• INSTRUCTIONS FOR THE TASK: Below you will find a set of lines. Repeat them all exactly.

• DATASET RECORDS:
__________

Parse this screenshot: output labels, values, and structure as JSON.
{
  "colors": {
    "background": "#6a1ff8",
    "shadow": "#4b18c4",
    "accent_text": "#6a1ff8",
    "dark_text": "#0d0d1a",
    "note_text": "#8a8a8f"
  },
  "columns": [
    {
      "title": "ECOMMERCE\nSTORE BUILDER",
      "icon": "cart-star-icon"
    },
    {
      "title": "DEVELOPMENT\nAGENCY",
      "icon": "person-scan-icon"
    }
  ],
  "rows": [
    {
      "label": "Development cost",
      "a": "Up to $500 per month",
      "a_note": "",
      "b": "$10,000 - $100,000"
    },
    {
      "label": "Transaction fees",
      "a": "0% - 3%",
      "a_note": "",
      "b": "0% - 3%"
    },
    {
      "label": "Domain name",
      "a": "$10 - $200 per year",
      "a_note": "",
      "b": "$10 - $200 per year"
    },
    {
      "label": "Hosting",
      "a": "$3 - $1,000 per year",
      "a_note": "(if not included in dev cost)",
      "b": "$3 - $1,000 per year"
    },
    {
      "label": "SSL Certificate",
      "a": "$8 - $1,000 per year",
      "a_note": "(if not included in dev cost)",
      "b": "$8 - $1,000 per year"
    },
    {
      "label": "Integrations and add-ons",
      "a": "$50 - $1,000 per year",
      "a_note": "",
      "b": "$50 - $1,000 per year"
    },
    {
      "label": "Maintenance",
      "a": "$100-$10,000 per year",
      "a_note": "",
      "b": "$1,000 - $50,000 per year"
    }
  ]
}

__________

• WRITTEN RESPONSE:
Parse this screenshot: output labels, values, and structure as JSON.
{
  "colors": {
    "background": "#6a1ff8",
    "shadow": "#4b18c4",
    "accent_text": "#6a1ff8",
    "dark_text": "#0d0d1a",
    "note_text": "#8a8a8f"
  },
  "columns": [
    {
      "title": "ECOMMERCE\nSTORE BUILDER",
      "icon": "cart-star-icon"
    },
    {
      "title": "DEVELOPMENT\nAGENCY",
      "icon": "person-scan-icon"
    }
  ],
  "rows": [
    {
      "label": "Development cost",
      "a": "Up to $500 per month",
      "a_note": "",
      "b": "$10,000 - $100,000"
    },
    {
      "label": "Transaction fees",
      "a": "0% - 3%",
      "a_note": "",
      "b": "0% - 3%"
    },
    {
      "label": "Domain name",
      "a": "$10 - $200 per year",
      "a_note": "",
      "b": "$10 - $200 per year"
    },
    {
      "label": "Hosting",
      "a": "$3 - $1,000 per year",
      "a_note": "(if not included in dev cost)",
      "b": "$3 - $1,000 per year"
    },
    {
      "label": "SSL Certificate",
      "a": "$8 - $1,000 per year",
      "a_note": "(if not included in dev cost)",
      "b": "$8 - $1,000 per year"
    },
    {
      "label": "Integrations and add-ons",
      "a": "$50 - $1,000 per year",
      "a_note": "",
      "b": "$50 - $1,000 per year"
    },
    {
      "label": "Maintenance",
      "a": "$100-$10,000 per year",
      "a_note": "",
      "b": "$1,000 - $50,000 per year"
    }
  ]
}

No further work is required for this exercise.